Saved entries
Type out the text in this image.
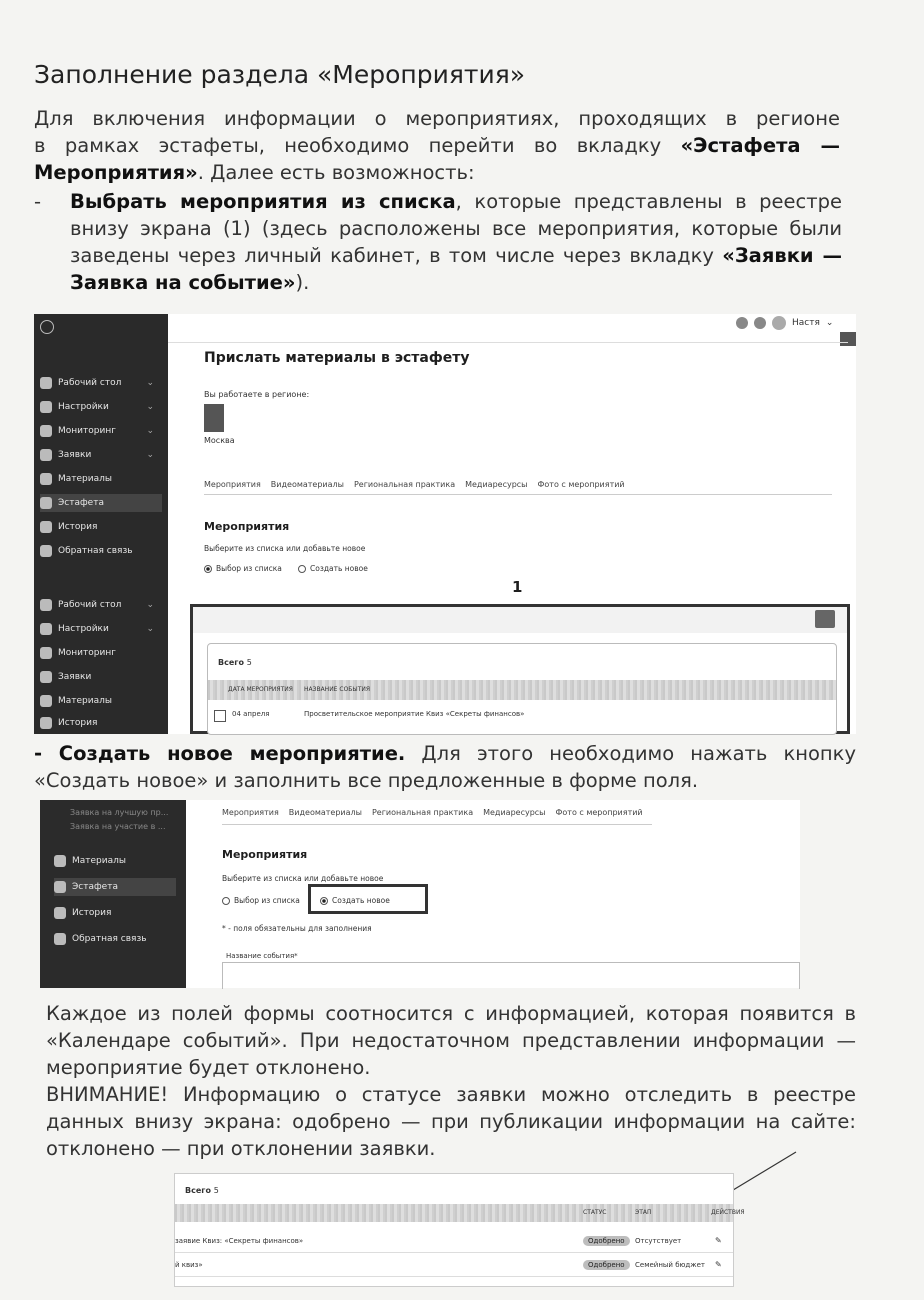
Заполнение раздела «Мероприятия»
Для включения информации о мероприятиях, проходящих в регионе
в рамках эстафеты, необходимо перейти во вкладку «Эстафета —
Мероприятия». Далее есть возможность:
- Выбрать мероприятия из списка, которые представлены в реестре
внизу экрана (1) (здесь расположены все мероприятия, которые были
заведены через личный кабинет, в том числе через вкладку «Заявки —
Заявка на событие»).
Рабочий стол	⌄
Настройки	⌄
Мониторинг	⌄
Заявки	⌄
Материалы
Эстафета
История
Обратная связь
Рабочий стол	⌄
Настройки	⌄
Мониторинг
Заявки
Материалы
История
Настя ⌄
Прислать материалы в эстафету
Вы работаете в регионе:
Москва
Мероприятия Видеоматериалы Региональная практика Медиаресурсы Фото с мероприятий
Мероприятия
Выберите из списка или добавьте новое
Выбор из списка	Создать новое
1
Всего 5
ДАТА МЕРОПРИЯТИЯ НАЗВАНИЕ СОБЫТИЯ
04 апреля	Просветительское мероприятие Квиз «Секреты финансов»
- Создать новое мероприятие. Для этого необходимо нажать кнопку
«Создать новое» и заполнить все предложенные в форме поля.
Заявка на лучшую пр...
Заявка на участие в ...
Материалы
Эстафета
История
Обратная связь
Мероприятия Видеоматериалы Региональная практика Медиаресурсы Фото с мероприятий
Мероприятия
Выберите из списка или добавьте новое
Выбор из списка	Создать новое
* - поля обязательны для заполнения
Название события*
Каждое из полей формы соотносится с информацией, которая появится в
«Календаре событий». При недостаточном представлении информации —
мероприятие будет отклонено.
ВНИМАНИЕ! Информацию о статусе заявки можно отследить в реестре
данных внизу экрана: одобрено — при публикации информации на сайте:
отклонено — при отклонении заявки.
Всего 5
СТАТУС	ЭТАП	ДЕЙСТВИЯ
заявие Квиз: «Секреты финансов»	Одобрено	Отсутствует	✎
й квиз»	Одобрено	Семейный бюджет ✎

==

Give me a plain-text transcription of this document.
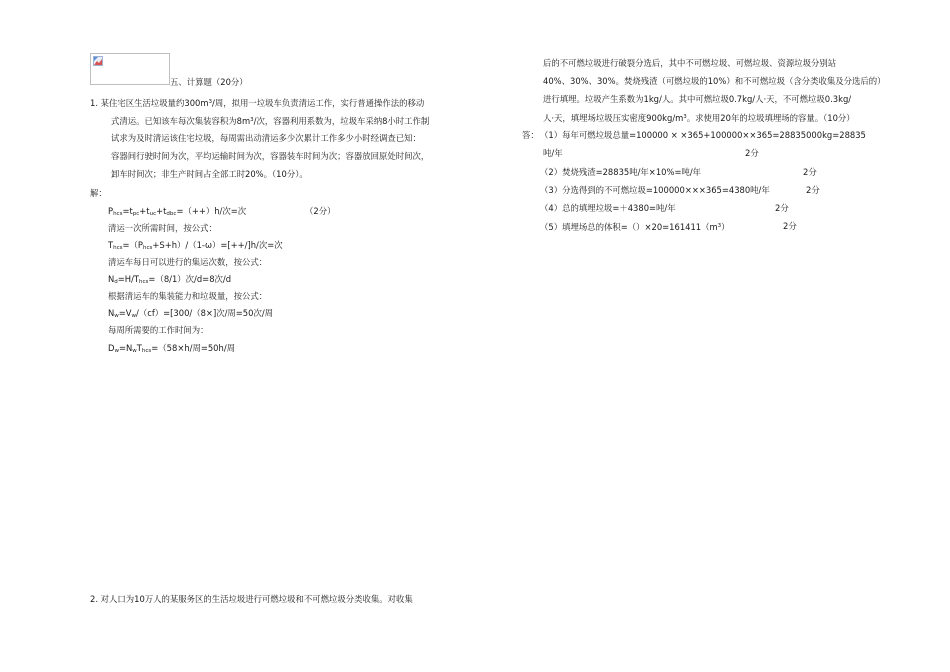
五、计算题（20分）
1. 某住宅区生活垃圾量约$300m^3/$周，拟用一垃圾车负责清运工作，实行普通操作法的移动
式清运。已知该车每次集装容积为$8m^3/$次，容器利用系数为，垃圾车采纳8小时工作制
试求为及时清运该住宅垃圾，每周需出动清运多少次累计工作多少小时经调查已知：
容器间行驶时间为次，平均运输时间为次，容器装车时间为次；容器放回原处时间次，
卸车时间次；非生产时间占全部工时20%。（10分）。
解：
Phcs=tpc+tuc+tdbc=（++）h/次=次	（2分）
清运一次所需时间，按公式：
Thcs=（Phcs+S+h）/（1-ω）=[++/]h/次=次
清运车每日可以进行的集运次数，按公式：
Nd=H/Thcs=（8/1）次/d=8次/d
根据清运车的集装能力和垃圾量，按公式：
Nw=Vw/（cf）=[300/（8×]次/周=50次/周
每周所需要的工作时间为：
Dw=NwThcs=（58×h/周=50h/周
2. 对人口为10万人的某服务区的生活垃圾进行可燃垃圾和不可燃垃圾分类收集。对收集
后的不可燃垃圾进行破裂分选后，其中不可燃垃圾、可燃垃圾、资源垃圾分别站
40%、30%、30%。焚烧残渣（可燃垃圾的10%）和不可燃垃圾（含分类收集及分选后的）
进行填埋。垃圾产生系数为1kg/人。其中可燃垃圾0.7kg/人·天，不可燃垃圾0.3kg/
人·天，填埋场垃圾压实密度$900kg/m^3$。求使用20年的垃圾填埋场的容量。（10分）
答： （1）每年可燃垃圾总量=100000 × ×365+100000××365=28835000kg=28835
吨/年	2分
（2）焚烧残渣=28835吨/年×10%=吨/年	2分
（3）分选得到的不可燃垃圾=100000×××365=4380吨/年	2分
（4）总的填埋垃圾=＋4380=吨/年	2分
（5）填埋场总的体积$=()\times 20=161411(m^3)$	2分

### SHORT PROBLEM
From the entries above, copy every line containing the word "this".

### REPLY TO THE EXERCISE
Type out the text in this image.
Give me a plain-text transcription of this document.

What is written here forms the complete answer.